DATA SUPPLIED

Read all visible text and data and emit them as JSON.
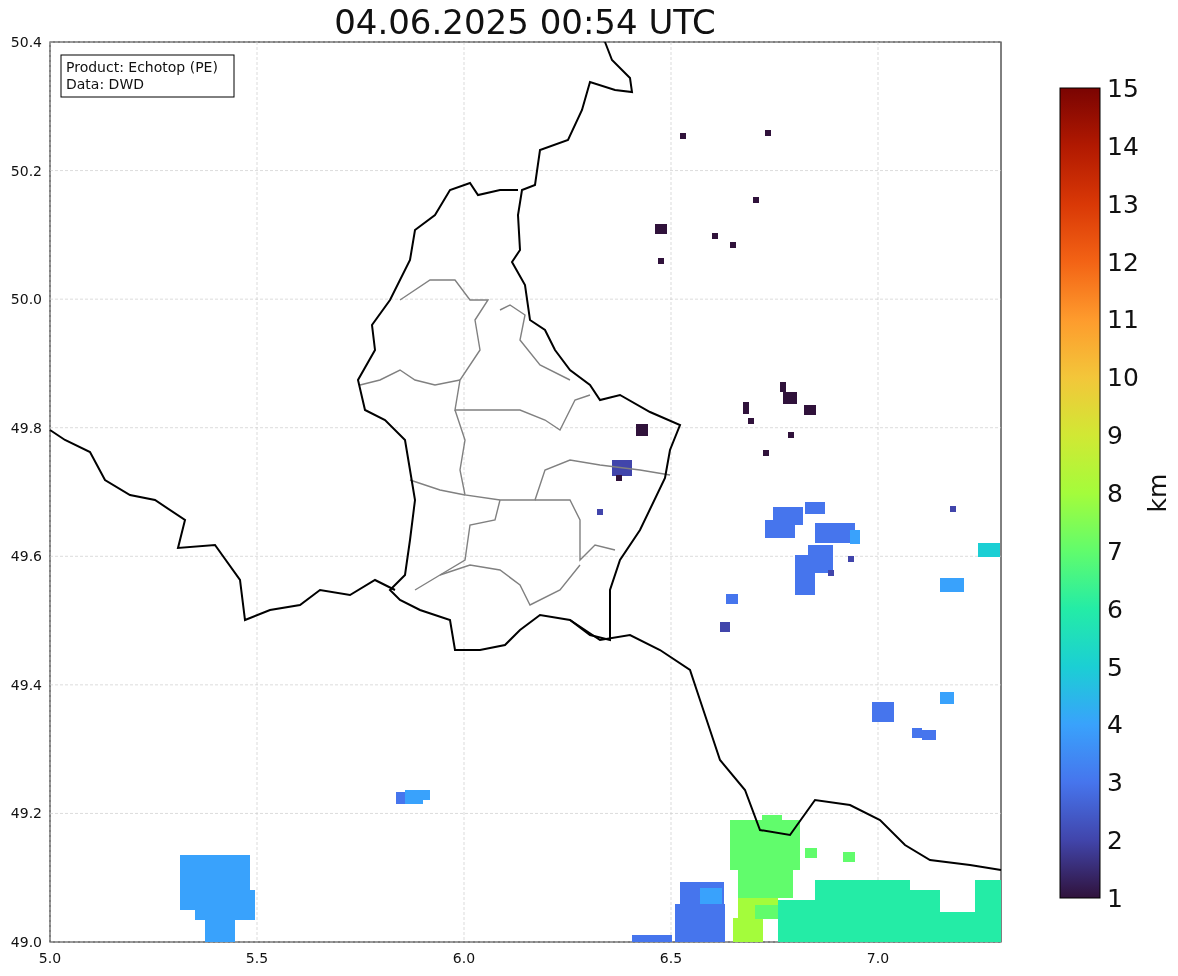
{
  "figure": {
    "title": "04.06.2025 00:54 UTC",
    "info_box": [
      "Product: Echotop (PE)",
      "Data: DWD"
    ],
    "map": {
      "x_ticks": [
        "5.0",
        "5.5",
        "6.0",
        "6.5",
        "7.0"
      ],
      "y_ticks": [
        "50.4",
        "50.2",
        "50.0",
        "49.8",
        "49.6",
        "49.4",
        "49.2",
        "49.0"
      ]
    },
    "colorbar": {
      "label": "km",
      "ticks": [
        "15",
        "14",
        "13",
        "12",
        "11",
        "10",
        "9",
        "8",
        "7",
        "6",
        "5",
        "4",
        "3",
        "2",
        "1"
      ]
    }
  }
}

WRITTEN REQUEST
Every entry must be transcribed exactly. Pictures do not belong in the copy.

PROBLEM SOLUTION
Read all visible text and data and emit them as JSON.
{
  "figure": {
    "title": "04.06.2025 00:54 UTC",
    "info_box": [
      "Product: Echotop (PE)",
      "Data: DWD"
    ],
    "map": {
      "x_ticks": [
        "5.0",
        "5.5",
        "6.0",
        "6.5",
        "7.0"
      ],
      "y_ticks": [
        "50.4",
        "50.2",
        "50.0",
        "49.8",
        "49.6",
        "49.4",
        "49.2",
        "49.0"
      ]
    },
    "colorbar": {
      "label": "km",
      "ticks": [
        "15",
        "14",
        "13",
        "12",
        "11",
        "10",
        "9",
        "8",
        "7",
        "6",
        "5",
        "4",
        "3",
        "2",
        "1"
      ]
    }
  }
}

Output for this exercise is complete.